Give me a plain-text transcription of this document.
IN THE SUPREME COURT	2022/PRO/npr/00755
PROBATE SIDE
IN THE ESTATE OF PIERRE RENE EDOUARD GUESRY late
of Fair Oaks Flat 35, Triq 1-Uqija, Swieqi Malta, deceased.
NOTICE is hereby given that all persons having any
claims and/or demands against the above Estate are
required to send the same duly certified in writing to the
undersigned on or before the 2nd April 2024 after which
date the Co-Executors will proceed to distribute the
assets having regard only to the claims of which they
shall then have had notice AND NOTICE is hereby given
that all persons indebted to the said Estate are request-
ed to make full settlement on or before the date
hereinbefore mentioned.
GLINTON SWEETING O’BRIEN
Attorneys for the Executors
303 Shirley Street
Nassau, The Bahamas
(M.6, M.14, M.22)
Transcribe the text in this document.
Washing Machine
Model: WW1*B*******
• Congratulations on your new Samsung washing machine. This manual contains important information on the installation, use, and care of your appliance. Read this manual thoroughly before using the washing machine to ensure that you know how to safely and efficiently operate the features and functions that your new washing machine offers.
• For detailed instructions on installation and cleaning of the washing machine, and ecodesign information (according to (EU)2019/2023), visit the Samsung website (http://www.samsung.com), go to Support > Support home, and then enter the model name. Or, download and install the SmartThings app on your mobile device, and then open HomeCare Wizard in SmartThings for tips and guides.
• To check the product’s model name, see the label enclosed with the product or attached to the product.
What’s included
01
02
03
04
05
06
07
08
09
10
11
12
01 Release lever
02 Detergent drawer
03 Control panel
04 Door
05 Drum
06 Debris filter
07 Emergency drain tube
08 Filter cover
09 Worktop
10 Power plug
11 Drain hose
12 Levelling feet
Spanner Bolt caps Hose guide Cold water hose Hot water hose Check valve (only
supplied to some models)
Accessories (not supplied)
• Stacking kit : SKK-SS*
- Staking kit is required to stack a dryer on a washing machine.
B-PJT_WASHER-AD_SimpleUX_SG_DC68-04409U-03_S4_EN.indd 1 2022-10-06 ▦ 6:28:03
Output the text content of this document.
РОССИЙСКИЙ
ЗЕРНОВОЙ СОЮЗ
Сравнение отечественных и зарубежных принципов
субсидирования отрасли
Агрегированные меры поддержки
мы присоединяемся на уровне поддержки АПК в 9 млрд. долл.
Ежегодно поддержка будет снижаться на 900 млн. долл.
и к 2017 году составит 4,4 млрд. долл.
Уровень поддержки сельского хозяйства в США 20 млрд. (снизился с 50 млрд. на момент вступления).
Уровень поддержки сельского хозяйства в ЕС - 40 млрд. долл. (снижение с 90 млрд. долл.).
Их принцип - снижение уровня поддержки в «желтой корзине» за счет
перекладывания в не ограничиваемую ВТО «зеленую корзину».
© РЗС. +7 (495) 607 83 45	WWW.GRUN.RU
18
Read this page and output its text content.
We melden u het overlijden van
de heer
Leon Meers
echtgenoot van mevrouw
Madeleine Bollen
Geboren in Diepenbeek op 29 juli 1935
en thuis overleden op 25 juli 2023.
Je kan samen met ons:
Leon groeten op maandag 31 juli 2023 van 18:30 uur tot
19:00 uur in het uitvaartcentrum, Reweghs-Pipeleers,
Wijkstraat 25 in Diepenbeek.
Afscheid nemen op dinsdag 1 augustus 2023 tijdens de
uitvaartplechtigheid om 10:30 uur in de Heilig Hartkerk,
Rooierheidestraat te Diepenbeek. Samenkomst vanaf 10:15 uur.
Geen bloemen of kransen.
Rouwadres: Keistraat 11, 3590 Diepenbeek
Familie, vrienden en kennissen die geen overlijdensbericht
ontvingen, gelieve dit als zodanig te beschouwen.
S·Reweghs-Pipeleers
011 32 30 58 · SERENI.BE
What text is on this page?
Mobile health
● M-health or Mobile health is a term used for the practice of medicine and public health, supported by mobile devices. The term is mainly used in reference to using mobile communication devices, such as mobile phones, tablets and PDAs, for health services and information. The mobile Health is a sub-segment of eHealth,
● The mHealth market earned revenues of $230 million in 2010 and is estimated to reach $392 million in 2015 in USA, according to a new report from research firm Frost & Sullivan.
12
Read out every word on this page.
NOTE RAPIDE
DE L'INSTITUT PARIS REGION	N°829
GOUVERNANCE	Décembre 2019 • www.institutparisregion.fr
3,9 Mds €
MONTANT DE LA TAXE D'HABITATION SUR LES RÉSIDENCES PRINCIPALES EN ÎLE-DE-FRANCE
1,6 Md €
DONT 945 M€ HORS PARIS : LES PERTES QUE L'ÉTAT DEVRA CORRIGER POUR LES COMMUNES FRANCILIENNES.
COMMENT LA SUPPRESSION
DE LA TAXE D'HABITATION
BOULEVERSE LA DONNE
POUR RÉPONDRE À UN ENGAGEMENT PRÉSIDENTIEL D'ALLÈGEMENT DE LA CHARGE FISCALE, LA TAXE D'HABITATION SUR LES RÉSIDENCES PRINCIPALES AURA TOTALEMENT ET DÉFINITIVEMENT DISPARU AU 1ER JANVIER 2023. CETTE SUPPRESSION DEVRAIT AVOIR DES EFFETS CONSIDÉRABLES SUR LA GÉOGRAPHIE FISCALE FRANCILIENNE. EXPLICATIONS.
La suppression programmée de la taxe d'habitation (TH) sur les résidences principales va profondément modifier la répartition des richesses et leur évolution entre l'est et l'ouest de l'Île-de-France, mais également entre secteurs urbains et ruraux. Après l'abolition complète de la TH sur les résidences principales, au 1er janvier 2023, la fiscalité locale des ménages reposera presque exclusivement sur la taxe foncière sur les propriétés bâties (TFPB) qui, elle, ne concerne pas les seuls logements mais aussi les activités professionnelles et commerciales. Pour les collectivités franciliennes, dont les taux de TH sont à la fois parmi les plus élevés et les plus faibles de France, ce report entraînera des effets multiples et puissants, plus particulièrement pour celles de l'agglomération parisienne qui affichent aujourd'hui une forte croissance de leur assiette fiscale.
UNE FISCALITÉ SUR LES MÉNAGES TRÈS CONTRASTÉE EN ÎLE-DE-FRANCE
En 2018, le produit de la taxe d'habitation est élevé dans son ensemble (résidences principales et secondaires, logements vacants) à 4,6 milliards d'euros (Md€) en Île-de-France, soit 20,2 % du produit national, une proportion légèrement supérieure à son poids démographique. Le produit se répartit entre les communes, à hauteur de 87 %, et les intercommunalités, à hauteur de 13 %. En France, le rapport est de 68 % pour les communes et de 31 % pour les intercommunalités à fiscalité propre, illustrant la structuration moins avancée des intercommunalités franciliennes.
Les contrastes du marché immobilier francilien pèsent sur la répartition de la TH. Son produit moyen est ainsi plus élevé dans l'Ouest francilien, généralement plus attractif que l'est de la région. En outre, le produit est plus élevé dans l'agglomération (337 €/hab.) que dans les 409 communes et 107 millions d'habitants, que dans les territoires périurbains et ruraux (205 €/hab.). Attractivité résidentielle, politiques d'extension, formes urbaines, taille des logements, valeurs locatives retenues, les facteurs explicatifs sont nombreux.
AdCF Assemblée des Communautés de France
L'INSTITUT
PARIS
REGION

■ PROBLEM REQUIREMENTS
Please restate the whole listing word for word.

■ CORRECT ANSWER
Give me a plain-text transcription of this document.
IN THE SUPREME COURT	2022/PRO/npr/00755
PROBATE SIDE
IN THE ESTATE OF PIERRE RENE EDOUARD GUESRY late
of Fair Oaks Flat 35, Triq 1-Uqija, Swieqi Malta, deceased.
NOTICE is hereby given that all persons having any
claims and/or demands against the above Estate are
required to send the same duly certified in writing to the
undersigned on or before the 2nd April 2024 after which
date the Co-Executors will proceed to distribute the
assets having regard only to the claims of which they
shall then have had notice AND NOTICE is hereby given
that all persons indebted to the said Estate are request-
ed to make full settlement on or before the date
hereinbefore mentioned.
GLINTON SWEETING O’BRIEN
Attorneys for the Executors
303 Shirley Street
Nassau, The Bahamas
(M.6, M.14, M.22)
Transcribe the text in this document.
Washing Machine
Model: WW1*B*******
• Congratulations on your new Samsung washing machine. This manual contains important information on the installation, use, and care of your appliance. Read this manual thoroughly before using the washing machine to ensure that you know how to safely and efficiently operate the features and functions that your new washing machine offers.
• For detailed instructions on installation and cleaning of the washing machine, and ecodesign information (according to (EU)2019/2023), visit the Samsung website (http://www.samsung.com), go to Support > Support home, and then enter the model name. Or, download and install the SmartThings app on your mobile device, and then open HomeCare Wizard in SmartThings for tips and guides.
• To check the product’s model name, see the label enclosed with the product or attached to the product.
What’s included
01
02
03
04
05
06
07
08
09
10
11
12
01 Release lever
02 Detergent drawer
03 Control panel
04 Door
05 Drum
06 Debris filter
07 Emergency drain tube
08 Filter cover
09 Worktop
10 Power plug
11 Drain hose
12 Levelling feet
Spanner Bolt caps Hose guide Cold water hose Hot water hose Check valve (only
supplied to some models)
Accessories (not supplied)
• Stacking kit : SKK-SS*
- Staking kit is required to stack a dryer on a washing machine.
B-PJT_WASHER-AD_SimpleUX_SG_DC68-04409U-03_S4_EN.indd 1 2022-10-06 ▦ 6:28:03
Output the text content of this document.
РОССИЙСКИЙ
ЗЕРНОВОЙ СОЮЗ
Сравнение отечественных и зарубежных принципов
субсидирования отрасли
Агрегированные меры поддержки
мы присоединяемся на уровне поддержки АПК в 9 млрд. долл.
Ежегодно поддержка будет снижаться на 900 млн. долл.
и к 2017 году составит 4,4 млрд. долл.
Уровень поддержки сельского хозяйства в США 20 млрд. (снизился с 50 млрд. на момент вступления).
Уровень поддержки сельского хозяйства в ЕС - 40 млрд. долл. (снижение с 90 млрд. долл.).
Их принцип - снижение уровня поддержки в «желтой корзине» за счет
перекладывания в не ограничиваемую ВТО «зеленую корзину».
© РЗС. +7 (495) 607 83 45	WWW.GRUN.RU
18
Read this page and output its text content.
We melden u het overlijden van
de heer
Leon Meers
echtgenoot van mevrouw
Madeleine Bollen
Geboren in Diepenbeek op 29 juli 1935
en thuis overleden op 25 juli 2023.
Je kan samen met ons:
Leon groeten op maandag 31 juli 2023 van 18:30 uur tot
19:00 uur in het uitvaartcentrum, Reweghs-Pipeleers,
Wijkstraat 25 in Diepenbeek.
Afscheid nemen op dinsdag 1 augustus 2023 tijdens de
uitvaartplechtigheid om 10:30 uur in de Heilig Hartkerk,
Rooierheidestraat te Diepenbeek. Samenkomst vanaf 10:15 uur.
Geen bloemen of kransen.
Rouwadres: Keistraat 11, 3590 Diepenbeek
Familie, vrienden en kennissen die geen overlijdensbericht
ontvingen, gelieve dit als zodanig te beschouwen.
S·Reweghs-Pipeleers
011 32 30 58 · SERENI.BE
What text is on this page?
Mobile health
● M-health or Mobile health is a term used for the practice of medicine and public health, supported by mobile devices. The term is mainly used in reference to using mobile communication devices, such as mobile phones, tablets and PDAs, for health services and information. The mobile Health is a sub-segment of eHealth,
● The mHealth market earned revenues of $230 million in 2010 and is estimated to reach $392 million in 2015 in USA, according to a new report from research firm Frost & Sullivan.
12
Read out every word on this page.
NOTE RAPIDE
DE L'INSTITUT PARIS REGION	N°829
GOUVERNANCE	Décembre 2019 • www.institutparisregion.fr
3,9 Mds €
MONTANT DE LA TAXE D'HABITATION SUR LES RÉSIDENCES PRINCIPALES EN ÎLE-DE-FRANCE
1,6 Md €
DONT 945 M€ HORS PARIS : LES PERTES QUE L'ÉTAT DEVRA CORRIGER POUR LES COMMUNES FRANCILIENNES.
COMMENT LA SUPPRESSION
DE LA TAXE D'HABITATION
BOULEVERSE LA DONNE
POUR RÉPONDRE À UN ENGAGEMENT PRÉSIDENTIEL D'ALLÈGEMENT DE LA CHARGE FISCALE, LA TAXE D'HABITATION SUR LES RÉSIDENCES PRINCIPALES AURA TOTALEMENT ET DÉFINITIVEMENT DISPARU AU 1ER JANVIER 2023. CETTE SUPPRESSION DEVRAIT AVOIR DES EFFETS CONSIDÉRABLES SUR LA GÉOGRAPHIE FISCALE FRANCILIENNE. EXPLICATIONS.
La suppression programmée de la taxe d'habitation (TH) sur les résidences principales va profondément modifier la répartition des richesses et leur évolution entre l'est et l'ouest de l'Île-de-France, mais également entre secteurs urbains et ruraux. Après l'abolition complète de la TH sur les résidences principales, au 1er janvier 2023, la fiscalité locale des ménages reposera presque exclusivement sur la taxe foncière sur les propriétés bâties (TFPB) qui, elle, ne concerne pas les seuls logements mais aussi les activités professionnelles et commerciales. Pour les collectivités franciliennes, dont les taux de TH sont à la fois parmi les plus élevés et les plus faibles de France, ce report entraînera des effets multiples et puissants, plus particulièrement pour celles de l'agglomération parisienne qui affichent aujourd'hui une forte croissance de leur assiette fiscale.
UNE FISCALITÉ SUR LES MÉNAGES TRÈS CONTRASTÉE EN ÎLE-DE-FRANCE
En 2018, le produit de la taxe d'habitation est élevé dans son ensemble (résidences principales et secondaires, logements vacants) à 4,6 milliards d'euros (Md€) en Île-de-France, soit 20,2 % du produit national, une proportion légèrement supérieure à son poids démographique. Le produit se répartit entre les communes, à hauteur de 87 %, et les intercommunalités, à hauteur de 13 %. En France, le rapport est de 68 % pour les communes et de 31 % pour les intercommunalités à fiscalité propre, illustrant la structuration moins avancée des intercommunalités franciliennes.
Les contrastes du marché immobilier francilien pèsent sur la répartition de la TH. Son produit moyen est ainsi plus élevé dans l'Ouest francilien, généralement plus attractif que l'est de la région. En outre, le produit est plus élevé dans l'agglomération (337 €/hab.) que dans les 409 communes et 107 millions d'habitants, que dans les territoires périurbains et ruraux (205 €/hab.). Attractivité résidentielle, politiques d'extension, formes urbaines, taille des logements, valeurs locatives retenues, les facteurs explicatifs sont nombreux.
AdCF Assemblée des Communautés de France
L'INSTITUT
PARIS
REGION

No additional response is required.